-- Direction --
Go through the entries below and print each one exactly, leaving out pictures.

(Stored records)
-=-=-

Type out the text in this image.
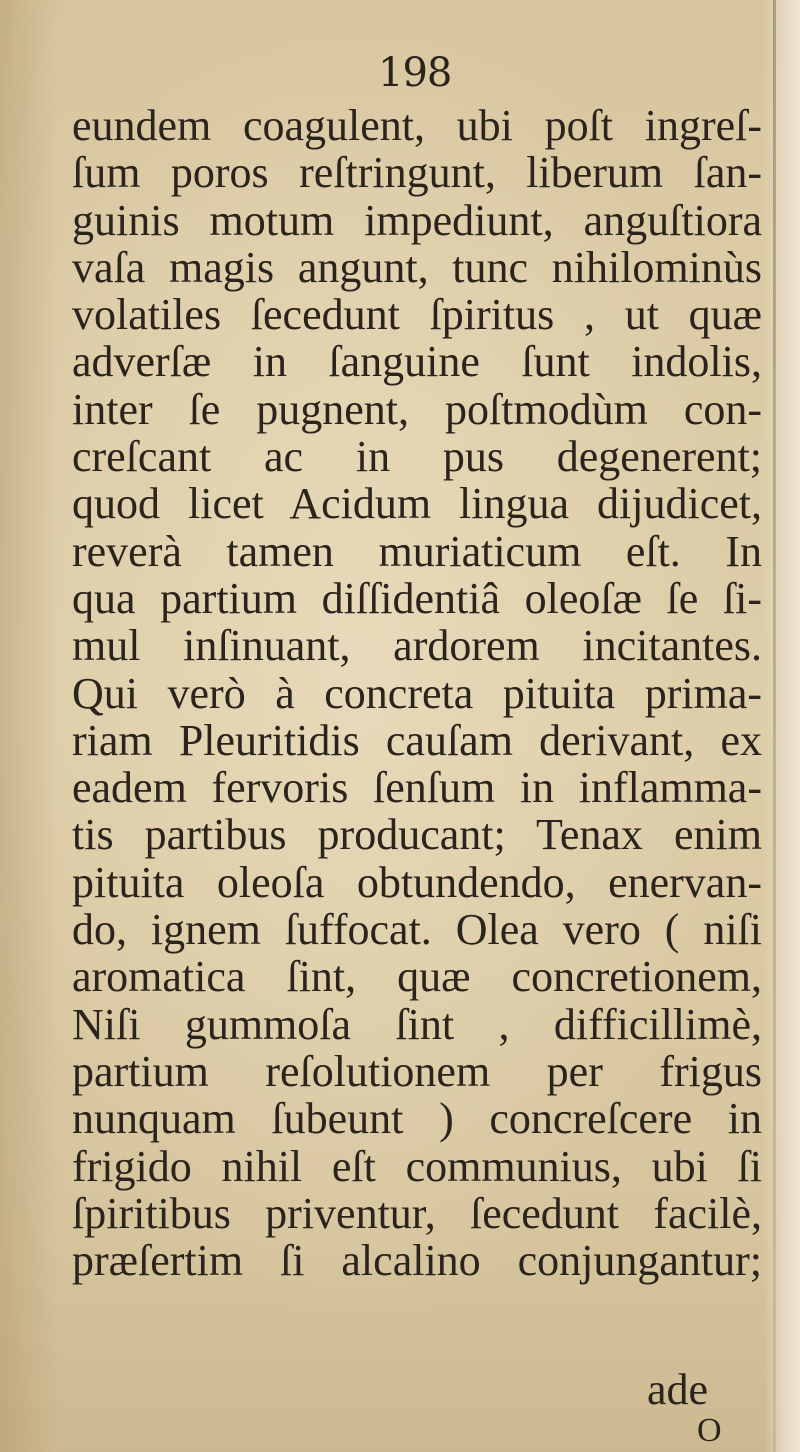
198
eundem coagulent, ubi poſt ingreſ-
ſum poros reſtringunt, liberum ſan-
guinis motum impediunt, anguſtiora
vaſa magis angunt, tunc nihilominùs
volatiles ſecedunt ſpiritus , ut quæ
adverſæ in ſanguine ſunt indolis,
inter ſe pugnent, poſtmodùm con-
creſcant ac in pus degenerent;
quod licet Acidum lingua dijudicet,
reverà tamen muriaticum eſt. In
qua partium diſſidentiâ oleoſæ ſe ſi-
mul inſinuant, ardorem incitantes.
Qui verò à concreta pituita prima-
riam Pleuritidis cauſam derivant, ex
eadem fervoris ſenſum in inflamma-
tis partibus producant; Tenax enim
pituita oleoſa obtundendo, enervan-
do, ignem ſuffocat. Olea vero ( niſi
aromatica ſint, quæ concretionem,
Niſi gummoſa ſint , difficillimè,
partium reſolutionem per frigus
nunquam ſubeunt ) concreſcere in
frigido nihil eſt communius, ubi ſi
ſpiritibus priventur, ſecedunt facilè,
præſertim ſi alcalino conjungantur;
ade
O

-=-=-

-- Exercise solution --
Type out the text in this image.
198
eundem coagulent, ubi poſt ingreſ-
ſum poros reſtringunt, liberum ſan-
guinis motum impediunt, anguſtiora
vaſa magis angunt, tunc nihilominùs
volatiles ſecedunt ſpiritus , ut quæ
adverſæ in ſanguine ſunt indolis,
inter ſe pugnent, poſtmodùm con-
creſcant ac in pus degenerent;
quod licet Acidum lingua dijudicet,
reverà tamen muriaticum eſt. In
qua partium diſſidentiâ oleoſæ ſe ſi-
mul inſinuant, ardorem incitantes.
Qui verò à concreta pituita prima-
riam Pleuritidis cauſam derivant, ex
eadem fervoris ſenſum in inflamma-
tis partibus producant; Tenax enim
pituita oleoſa obtundendo, enervan-
do, ignem ſuffocat. Olea vero ( niſi
aromatica ſint, quæ concretionem,
Niſi gummoſa ſint , difficillimè,
partium reſolutionem per frigus
nunquam ſubeunt ) concreſcere in
frigido nihil eſt communius, ubi ſi
ſpiritibus priventur, ſecedunt facilè,
præſertim ſi alcalino conjungantur;
ade
O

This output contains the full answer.